• Stored records:
-=-=-

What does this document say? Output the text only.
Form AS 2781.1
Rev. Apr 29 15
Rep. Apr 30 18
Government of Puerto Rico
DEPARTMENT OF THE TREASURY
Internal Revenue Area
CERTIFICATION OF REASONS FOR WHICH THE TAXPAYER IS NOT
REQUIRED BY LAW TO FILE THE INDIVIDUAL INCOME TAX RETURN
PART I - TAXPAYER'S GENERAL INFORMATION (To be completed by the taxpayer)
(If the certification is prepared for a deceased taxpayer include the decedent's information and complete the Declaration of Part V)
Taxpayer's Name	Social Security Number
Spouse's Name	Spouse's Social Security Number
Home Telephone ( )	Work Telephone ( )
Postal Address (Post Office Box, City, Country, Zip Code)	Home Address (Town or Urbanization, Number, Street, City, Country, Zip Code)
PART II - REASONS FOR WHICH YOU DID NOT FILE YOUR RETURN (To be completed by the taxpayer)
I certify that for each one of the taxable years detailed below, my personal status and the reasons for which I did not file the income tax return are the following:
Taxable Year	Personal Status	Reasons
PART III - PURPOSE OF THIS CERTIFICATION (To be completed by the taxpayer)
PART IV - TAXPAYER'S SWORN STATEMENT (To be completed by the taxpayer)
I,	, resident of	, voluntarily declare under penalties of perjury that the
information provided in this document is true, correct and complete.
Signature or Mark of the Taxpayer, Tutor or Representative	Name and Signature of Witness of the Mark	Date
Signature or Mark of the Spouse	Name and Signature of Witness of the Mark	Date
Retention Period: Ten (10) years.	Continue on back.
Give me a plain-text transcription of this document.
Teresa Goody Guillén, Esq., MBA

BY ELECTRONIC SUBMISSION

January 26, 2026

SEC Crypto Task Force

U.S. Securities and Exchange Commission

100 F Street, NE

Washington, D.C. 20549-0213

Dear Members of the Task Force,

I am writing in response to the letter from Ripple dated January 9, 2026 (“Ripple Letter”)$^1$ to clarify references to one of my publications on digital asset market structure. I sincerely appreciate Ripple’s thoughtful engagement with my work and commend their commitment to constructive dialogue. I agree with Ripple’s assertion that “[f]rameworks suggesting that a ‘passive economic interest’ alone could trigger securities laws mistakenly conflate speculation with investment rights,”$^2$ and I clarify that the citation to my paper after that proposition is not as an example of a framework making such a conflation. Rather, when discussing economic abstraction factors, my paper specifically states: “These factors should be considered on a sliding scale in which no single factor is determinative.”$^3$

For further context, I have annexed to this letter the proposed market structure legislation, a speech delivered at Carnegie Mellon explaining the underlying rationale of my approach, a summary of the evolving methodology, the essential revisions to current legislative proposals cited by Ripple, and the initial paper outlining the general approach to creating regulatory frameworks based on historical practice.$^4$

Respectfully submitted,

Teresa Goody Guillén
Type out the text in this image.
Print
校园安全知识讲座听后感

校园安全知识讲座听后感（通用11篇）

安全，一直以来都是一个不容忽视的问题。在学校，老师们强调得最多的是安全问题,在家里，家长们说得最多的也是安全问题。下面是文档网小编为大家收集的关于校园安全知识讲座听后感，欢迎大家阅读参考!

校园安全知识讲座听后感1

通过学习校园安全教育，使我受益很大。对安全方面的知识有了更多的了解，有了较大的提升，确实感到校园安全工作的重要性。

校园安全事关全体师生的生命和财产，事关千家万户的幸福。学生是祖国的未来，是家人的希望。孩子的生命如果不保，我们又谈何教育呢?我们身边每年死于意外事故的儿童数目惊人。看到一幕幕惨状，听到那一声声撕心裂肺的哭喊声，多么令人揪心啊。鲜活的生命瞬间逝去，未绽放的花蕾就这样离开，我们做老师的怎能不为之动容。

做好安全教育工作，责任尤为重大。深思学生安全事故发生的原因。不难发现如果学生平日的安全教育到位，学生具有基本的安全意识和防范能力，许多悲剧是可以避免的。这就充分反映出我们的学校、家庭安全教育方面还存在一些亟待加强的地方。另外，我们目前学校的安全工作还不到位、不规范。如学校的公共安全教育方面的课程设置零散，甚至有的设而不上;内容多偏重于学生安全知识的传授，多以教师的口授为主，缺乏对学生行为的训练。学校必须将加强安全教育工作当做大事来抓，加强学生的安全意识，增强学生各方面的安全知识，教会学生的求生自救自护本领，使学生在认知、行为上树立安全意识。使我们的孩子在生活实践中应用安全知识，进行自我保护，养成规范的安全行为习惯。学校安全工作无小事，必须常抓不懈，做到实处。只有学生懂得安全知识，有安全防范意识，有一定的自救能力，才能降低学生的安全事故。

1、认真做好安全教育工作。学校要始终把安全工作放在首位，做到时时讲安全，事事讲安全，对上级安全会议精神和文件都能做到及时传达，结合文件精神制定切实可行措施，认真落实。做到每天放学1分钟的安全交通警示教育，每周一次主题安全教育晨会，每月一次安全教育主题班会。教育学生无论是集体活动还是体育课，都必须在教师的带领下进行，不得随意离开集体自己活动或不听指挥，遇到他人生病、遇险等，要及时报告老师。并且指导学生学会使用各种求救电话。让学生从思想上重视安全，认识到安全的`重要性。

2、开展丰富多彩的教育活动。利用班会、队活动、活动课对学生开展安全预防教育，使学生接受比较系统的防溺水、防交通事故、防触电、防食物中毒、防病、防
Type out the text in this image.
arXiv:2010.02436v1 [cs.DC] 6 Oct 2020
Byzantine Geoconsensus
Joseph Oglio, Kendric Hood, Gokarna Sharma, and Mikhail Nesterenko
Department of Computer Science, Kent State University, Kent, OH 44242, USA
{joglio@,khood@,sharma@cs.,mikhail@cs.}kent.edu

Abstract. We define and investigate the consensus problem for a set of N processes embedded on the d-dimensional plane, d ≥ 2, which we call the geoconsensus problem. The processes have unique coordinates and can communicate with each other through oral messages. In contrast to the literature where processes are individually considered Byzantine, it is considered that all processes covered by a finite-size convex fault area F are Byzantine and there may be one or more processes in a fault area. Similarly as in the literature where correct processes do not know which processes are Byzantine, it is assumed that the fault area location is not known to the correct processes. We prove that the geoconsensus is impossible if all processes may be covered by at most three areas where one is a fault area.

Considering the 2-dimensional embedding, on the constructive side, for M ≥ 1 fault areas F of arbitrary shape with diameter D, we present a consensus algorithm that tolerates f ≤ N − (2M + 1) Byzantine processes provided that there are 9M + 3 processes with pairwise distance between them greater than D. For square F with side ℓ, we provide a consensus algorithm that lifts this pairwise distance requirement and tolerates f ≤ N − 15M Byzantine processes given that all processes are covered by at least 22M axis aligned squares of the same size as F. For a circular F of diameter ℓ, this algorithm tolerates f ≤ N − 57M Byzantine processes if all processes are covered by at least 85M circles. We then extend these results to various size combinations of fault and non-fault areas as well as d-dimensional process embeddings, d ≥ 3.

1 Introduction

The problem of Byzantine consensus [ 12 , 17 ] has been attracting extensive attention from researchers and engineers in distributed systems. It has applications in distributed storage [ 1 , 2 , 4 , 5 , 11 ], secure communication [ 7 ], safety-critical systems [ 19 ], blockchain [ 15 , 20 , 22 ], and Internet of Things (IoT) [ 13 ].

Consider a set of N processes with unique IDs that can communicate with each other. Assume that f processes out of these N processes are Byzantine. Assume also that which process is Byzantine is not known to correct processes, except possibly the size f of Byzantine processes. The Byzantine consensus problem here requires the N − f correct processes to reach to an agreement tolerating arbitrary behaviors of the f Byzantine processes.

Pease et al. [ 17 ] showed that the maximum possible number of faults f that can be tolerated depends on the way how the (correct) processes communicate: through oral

-=-=-

• WHAT TO WORK ON: Write only the number of lines in the data above that include "Teresa".

• CORRECT ANSWER: 2